* [EXERCISE] Every line of the records below that has the word "unique" should be copied.

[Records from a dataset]

----------

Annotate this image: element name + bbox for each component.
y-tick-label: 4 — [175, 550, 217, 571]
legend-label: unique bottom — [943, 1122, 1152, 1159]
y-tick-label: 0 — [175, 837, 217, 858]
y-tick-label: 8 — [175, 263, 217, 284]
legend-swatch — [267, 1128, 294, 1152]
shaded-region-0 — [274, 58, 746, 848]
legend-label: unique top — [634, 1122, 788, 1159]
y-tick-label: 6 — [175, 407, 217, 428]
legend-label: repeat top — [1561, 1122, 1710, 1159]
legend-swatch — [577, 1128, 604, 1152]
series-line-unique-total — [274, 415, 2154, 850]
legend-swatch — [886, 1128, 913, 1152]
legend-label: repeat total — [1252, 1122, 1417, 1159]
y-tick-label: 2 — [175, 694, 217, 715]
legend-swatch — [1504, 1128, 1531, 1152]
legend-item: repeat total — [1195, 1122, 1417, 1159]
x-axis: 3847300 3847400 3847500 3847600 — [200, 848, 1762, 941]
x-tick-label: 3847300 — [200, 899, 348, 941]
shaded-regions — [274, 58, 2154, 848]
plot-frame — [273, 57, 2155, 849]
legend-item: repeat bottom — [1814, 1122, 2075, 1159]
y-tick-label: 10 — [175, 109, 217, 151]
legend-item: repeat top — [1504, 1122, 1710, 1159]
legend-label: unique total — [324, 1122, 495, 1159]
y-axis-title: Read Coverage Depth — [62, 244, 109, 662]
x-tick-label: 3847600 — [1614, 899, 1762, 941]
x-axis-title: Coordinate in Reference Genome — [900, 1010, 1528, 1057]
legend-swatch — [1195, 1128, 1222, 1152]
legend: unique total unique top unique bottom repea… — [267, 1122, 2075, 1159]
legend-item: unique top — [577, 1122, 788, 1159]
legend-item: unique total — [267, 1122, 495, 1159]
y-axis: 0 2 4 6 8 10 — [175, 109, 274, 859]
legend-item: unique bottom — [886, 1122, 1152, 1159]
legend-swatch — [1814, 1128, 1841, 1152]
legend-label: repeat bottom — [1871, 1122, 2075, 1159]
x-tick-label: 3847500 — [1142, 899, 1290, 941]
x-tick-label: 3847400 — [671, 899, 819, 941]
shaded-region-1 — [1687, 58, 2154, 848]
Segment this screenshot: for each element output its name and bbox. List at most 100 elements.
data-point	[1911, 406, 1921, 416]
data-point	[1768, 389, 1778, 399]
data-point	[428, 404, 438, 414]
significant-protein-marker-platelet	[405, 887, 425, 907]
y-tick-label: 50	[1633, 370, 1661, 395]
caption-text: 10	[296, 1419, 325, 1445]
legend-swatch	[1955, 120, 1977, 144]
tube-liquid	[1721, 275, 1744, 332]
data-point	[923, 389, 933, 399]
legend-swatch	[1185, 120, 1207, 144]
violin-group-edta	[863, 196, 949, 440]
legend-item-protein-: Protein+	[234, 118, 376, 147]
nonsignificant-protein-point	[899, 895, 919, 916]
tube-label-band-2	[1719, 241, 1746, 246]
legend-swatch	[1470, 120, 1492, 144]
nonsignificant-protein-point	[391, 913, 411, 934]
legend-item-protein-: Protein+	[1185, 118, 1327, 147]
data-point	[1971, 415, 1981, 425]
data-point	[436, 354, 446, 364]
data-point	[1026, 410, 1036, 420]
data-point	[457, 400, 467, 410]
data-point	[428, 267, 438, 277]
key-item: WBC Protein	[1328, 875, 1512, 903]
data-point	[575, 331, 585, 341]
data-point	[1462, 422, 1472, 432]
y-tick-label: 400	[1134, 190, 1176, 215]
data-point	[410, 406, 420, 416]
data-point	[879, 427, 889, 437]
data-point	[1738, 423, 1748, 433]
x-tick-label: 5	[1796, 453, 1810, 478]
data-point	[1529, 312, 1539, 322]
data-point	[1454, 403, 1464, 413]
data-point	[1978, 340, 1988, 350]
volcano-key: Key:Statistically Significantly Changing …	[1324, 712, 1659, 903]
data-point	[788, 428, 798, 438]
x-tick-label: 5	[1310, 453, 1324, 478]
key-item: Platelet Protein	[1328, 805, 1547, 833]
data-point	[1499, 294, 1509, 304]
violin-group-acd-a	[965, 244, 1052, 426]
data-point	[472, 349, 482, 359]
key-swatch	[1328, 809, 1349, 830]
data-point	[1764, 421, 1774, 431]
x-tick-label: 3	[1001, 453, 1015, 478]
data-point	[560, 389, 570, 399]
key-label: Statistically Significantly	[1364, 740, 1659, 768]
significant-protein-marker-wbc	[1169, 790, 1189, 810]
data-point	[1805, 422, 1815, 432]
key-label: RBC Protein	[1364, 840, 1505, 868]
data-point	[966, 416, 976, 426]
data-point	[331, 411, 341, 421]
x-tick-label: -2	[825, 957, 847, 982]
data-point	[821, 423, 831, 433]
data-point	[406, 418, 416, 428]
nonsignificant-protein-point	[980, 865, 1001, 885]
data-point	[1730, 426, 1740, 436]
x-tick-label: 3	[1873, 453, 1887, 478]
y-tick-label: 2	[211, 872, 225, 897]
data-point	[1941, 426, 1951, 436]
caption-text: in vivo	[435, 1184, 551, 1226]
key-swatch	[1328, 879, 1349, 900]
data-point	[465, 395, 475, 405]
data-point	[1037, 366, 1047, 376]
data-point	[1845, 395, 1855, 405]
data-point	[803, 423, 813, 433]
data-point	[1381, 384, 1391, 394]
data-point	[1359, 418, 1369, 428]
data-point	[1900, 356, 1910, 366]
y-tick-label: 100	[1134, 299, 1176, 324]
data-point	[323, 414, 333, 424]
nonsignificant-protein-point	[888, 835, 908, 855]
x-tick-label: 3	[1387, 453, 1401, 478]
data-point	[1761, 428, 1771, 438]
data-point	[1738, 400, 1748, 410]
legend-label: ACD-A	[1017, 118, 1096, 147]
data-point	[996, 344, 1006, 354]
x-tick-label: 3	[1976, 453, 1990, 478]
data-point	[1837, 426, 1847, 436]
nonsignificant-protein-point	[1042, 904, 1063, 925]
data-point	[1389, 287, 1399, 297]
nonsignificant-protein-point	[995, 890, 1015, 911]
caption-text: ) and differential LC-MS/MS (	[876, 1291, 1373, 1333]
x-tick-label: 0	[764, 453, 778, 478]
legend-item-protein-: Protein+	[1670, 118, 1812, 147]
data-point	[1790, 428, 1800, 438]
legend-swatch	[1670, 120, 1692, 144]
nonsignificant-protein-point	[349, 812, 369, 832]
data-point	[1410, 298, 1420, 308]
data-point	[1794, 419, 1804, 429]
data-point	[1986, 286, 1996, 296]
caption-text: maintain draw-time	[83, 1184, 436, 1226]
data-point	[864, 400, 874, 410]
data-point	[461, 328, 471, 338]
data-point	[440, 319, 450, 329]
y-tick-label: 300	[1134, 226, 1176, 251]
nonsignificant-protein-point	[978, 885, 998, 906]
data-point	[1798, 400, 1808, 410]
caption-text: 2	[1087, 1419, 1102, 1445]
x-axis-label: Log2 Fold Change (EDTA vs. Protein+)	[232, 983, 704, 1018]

----------

* [ANSWER BOX]
legend-label: unique bottom — [943, 1122, 1152, 1159]
legend-label: unique top — [634, 1122, 788, 1159]
series-line-unique-total — [274, 415, 2154, 850]
legend-label: unique total — [324, 1122, 495, 1159]
legend: unique total unique top unique bottom repea… — [267, 1122, 2075, 1159]
legend-item: unique top — [577, 1122, 788, 1159]
legend-item: unique total — [267, 1122, 495, 1159]
legend-item: unique bottom — [886, 1122, 1152, 1159]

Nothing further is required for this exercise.